(begin)
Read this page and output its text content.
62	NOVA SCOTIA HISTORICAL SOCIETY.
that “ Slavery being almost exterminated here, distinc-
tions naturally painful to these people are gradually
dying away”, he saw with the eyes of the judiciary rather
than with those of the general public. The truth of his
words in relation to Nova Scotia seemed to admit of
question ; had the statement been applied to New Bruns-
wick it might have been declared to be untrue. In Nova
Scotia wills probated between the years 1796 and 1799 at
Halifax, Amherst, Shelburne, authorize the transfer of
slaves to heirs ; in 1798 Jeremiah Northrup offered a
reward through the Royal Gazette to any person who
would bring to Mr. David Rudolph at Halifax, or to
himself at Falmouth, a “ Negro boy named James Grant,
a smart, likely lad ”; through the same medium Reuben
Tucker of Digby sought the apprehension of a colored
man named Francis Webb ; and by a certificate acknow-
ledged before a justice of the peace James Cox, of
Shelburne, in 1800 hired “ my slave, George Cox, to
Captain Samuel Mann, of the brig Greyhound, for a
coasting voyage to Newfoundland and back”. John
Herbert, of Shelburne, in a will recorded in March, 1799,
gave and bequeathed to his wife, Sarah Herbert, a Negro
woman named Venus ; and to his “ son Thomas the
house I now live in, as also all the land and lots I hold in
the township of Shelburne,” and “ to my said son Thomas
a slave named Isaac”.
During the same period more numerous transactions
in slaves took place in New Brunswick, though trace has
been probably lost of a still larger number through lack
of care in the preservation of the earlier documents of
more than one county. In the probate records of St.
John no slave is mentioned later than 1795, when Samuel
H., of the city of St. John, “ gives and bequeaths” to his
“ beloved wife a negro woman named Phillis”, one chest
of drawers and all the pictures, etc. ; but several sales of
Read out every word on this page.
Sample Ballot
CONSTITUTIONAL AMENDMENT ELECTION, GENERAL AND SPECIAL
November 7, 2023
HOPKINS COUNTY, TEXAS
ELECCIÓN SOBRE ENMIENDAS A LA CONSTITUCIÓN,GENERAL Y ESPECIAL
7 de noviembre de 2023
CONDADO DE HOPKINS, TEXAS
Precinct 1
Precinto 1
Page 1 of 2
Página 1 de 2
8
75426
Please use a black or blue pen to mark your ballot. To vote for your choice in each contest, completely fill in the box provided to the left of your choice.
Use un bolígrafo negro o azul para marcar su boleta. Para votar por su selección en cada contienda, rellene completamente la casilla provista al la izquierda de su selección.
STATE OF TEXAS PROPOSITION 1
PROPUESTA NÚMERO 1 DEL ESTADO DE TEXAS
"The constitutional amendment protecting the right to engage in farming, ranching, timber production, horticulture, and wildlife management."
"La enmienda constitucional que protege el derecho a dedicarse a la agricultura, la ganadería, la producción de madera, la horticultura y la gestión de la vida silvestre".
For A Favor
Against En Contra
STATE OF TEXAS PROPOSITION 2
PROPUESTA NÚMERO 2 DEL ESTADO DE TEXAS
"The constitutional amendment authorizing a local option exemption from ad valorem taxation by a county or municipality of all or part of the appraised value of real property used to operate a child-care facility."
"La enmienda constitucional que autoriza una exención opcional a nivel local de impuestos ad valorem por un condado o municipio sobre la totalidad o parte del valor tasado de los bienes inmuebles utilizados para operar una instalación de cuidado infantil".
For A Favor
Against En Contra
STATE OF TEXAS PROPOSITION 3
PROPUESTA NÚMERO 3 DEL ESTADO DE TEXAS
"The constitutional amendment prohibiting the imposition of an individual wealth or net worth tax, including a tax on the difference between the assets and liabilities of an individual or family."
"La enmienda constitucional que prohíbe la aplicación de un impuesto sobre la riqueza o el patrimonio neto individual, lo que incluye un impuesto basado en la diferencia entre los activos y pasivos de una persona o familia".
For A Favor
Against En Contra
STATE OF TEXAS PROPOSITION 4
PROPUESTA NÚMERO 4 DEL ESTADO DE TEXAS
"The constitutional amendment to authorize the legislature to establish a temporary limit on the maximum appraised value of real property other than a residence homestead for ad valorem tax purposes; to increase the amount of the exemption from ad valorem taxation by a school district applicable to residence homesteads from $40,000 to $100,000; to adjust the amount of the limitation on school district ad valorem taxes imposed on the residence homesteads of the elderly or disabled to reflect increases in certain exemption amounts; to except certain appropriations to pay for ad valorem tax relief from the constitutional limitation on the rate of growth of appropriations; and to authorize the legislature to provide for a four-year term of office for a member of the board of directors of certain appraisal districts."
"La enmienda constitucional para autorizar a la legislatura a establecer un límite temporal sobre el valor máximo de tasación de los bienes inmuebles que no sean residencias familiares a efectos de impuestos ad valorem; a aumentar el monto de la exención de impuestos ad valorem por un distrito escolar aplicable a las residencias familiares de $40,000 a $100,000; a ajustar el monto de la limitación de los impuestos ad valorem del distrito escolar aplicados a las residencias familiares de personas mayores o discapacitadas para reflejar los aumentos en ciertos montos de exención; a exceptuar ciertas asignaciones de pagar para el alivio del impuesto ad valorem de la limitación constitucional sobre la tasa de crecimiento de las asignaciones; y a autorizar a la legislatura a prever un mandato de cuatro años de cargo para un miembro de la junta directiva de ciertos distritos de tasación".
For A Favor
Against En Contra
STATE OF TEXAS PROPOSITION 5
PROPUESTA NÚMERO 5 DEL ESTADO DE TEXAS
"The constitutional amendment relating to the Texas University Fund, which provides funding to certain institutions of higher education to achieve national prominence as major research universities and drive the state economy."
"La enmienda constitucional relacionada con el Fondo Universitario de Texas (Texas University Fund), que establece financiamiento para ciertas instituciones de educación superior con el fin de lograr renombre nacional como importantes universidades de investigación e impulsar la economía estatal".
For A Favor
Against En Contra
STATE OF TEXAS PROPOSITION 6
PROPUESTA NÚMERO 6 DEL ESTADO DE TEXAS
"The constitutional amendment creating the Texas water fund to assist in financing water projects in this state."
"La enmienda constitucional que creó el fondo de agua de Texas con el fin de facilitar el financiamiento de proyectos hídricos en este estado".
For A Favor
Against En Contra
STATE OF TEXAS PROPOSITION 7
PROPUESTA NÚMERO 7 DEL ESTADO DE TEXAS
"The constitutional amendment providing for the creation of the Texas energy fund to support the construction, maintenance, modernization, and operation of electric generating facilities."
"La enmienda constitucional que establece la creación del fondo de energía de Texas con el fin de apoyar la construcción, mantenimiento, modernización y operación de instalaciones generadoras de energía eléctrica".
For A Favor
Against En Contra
(end)
Each of the records should be retyped exactly.

Read this page and output its text content.
62	NOVA SCOTIA HISTORICAL SOCIETY.
that “ Slavery being almost exterminated here, distinc-
tions naturally painful to these people are gradually
dying away”, he saw with the eyes of the judiciary rather
than with those of the general public. The truth of his
words in relation to Nova Scotia seemed to admit of
question ; had the statement been applied to New Bruns-
wick it might have been declared to be untrue. In Nova
Scotia wills probated between the years 1796 and 1799 at
Halifax, Amherst, Shelburne, authorize the transfer of
slaves to heirs ; in 1798 Jeremiah Northrup offered a
reward through the Royal Gazette to any person who
would bring to Mr. David Rudolph at Halifax, or to
himself at Falmouth, a “ Negro boy named James Grant,
a smart, likely lad ”; through the same medium Reuben
Tucker of Digby sought the apprehension of a colored
man named Francis Webb ; and by a certificate acknow-
ledged before a justice of the peace James Cox, of
Shelburne, in 1800 hired “ my slave, George Cox, to
Captain Samuel Mann, of the brig Greyhound, for a
coasting voyage to Newfoundland and back”. John
Herbert, of Shelburne, in a will recorded in March, 1799,
gave and bequeathed to his wife, Sarah Herbert, a Negro
woman named Venus ; and to his “ son Thomas the
house I now live in, as also all the land and lots I hold in
the township of Shelburne,” and “ to my said son Thomas
a slave named Isaac”.
During the same period more numerous transactions
in slaves took place in New Brunswick, though trace has
been probably lost of a still larger number through lack
of care in the preservation of the earlier documents of
more than one county. In the probate records of St.
John no slave is mentioned later than 1795, when Samuel
H., of the city of St. John, “ gives and bequeaths” to his
“ beloved wife a negro woman named Phillis”, one chest
of drawers and all the pictures, etc. ; but several sales of
Read out every word on this page.
Sample Ballot
CONSTITUTIONAL AMENDMENT ELECTION, GENERAL AND SPECIAL
November 7, 2023
HOPKINS COUNTY, TEXAS
ELECCIÓN SOBRE ENMIENDAS A LA CONSTITUCIÓN,GENERAL Y ESPECIAL
7 de noviembre de 2023
CONDADO DE HOPKINS, TEXAS
Precinct 1
Precinto 1
Page 1 of 2
Página 1 de 2
8
75426
Please use a black or blue pen to mark your ballot. To vote for your choice in each contest, completely fill in the box provided to the left of your choice.
Use un bolígrafo negro o azul para marcar su boleta. Para votar por su selección en cada contienda, rellene completamente la casilla provista al la izquierda de su selección.
STATE OF TEXAS PROPOSITION 1
PROPUESTA NÚMERO 1 DEL ESTADO DE TEXAS
"The constitutional amendment protecting the right to engage in farming, ranching, timber production, horticulture, and wildlife management."
"La enmienda constitucional que protege el derecho a dedicarse a la agricultura, la ganadería, la producción de madera, la horticultura y la gestión de la vida silvestre".
For A Favor
Against En Contra
STATE OF TEXAS PROPOSITION 2
PROPUESTA NÚMERO 2 DEL ESTADO DE TEXAS
"The constitutional amendment authorizing a local option exemption from ad valorem taxation by a county or municipality of all or part of the appraised value of real property used to operate a child-care facility."
"La enmienda constitucional que autoriza una exención opcional a nivel local de impuestos ad valorem por un condado o municipio sobre la totalidad o parte del valor tasado de los bienes inmuebles utilizados para operar una instalación de cuidado infantil".
For A Favor
Against En Contra
STATE OF TEXAS PROPOSITION 3
PROPUESTA NÚMERO 3 DEL ESTADO DE TEXAS
"The constitutional amendment prohibiting the imposition of an individual wealth or net worth tax, including a tax on the difference between the assets and liabilities of an individual or family."
"La enmienda constitucional que prohíbe la aplicación de un impuesto sobre la riqueza o el patrimonio neto individual, lo que incluye un impuesto basado en la diferencia entre los activos y pasivos de una persona o familia".
For A Favor
Against En Contra
STATE OF TEXAS PROPOSITION 4
PROPUESTA NÚMERO 4 DEL ESTADO DE TEXAS
"The constitutional amendment to authorize the legislature to establish a temporary limit on the maximum appraised value of real property other than a residence homestead for ad valorem tax purposes; to increase the amount of the exemption from ad valorem taxation by a school district applicable to residence homesteads from $40,000 to $100,000; to adjust the amount of the limitation on school district ad valorem taxes imposed on the residence homesteads of the elderly or disabled to reflect increases in certain exemption amounts; to except certain appropriations to pay for ad valorem tax relief from the constitutional limitation on the rate of growth of appropriations; and to authorize the legislature to provide for a four-year term of office for a member of the board of directors of certain appraisal districts."
"La enmienda constitucional para autorizar a la legislatura a establecer un límite temporal sobre el valor máximo de tasación de los bienes inmuebles que no sean residencias familiares a efectos de impuestos ad valorem; a aumentar el monto de la exención de impuestos ad valorem por un distrito escolar aplicable a las residencias familiares de $40,000 a $100,000; a ajustar el monto de la limitación de los impuestos ad valorem del distrito escolar aplicados a las residencias familiares de personas mayores o discapacitadas para reflejar los aumentos en ciertos montos de exención; a exceptuar ciertas asignaciones de pagar para el alivio del impuesto ad valorem de la limitación constitucional sobre la tasa de crecimiento de las asignaciones; y a autorizar a la legislatura a prever un mandato de cuatro años de cargo para un miembro de la junta directiva de ciertos distritos de tasación".
For A Favor
Against En Contra
STATE OF TEXAS PROPOSITION 5
PROPUESTA NÚMERO 5 DEL ESTADO DE TEXAS
"The constitutional amendment relating to the Texas University Fund, which provides funding to certain institutions of higher education to achieve national prominence as major research universities and drive the state economy."
"La enmienda constitucional relacionada con el Fondo Universitario de Texas (Texas University Fund), que establece financiamiento para ciertas instituciones de educación superior con el fin de lograr renombre nacional como importantes universidades de investigación e impulsar la economía estatal".
For A Favor
Against En Contra
STATE OF TEXAS PROPOSITION 6
PROPUESTA NÚMERO 6 DEL ESTADO DE TEXAS
"The constitutional amendment creating the Texas water fund to assist in financing water projects in this state."
"La enmienda constitucional que creó el fondo de agua de Texas con el fin de facilitar el financiamiento de proyectos hídricos en este estado".
For A Favor
Against En Contra
STATE OF TEXAS PROPOSITION 7
PROPUESTA NÚMERO 7 DEL ESTADO DE TEXAS
"The constitutional amendment providing for the creation of the Texas energy fund to support the construction, maintenance, modernization, and operation of electric generating facilities."
"La enmienda constitucional que establece la creación del fondo de energía de Texas con el fin de apoyar la construcción, mantenimiento, modernización y operación de instalaciones generadoras de energía eléctrica".
For A Favor
Against En Contra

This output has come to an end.